• PROBLEM REQUIREMENTS: Report every line below that holds the word "Bremen".

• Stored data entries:
·····

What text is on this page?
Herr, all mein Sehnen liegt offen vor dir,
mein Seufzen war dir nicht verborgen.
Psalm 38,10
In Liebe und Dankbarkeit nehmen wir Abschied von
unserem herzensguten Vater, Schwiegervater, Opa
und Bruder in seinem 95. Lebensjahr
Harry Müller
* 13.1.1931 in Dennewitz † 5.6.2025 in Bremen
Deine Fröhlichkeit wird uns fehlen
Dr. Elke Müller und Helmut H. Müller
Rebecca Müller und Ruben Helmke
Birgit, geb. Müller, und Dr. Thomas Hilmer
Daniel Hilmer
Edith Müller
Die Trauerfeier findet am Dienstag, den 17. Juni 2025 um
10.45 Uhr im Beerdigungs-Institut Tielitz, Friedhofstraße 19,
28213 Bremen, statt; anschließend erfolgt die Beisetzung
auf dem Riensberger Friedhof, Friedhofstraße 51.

·····

• RESPONSE TO THIS EXERCISE:
* 13.1.1931 in Dennewitz † 5.6.2025 in Bremen
28213 Bremen, statt; anschließend erfolgt die Beisetzung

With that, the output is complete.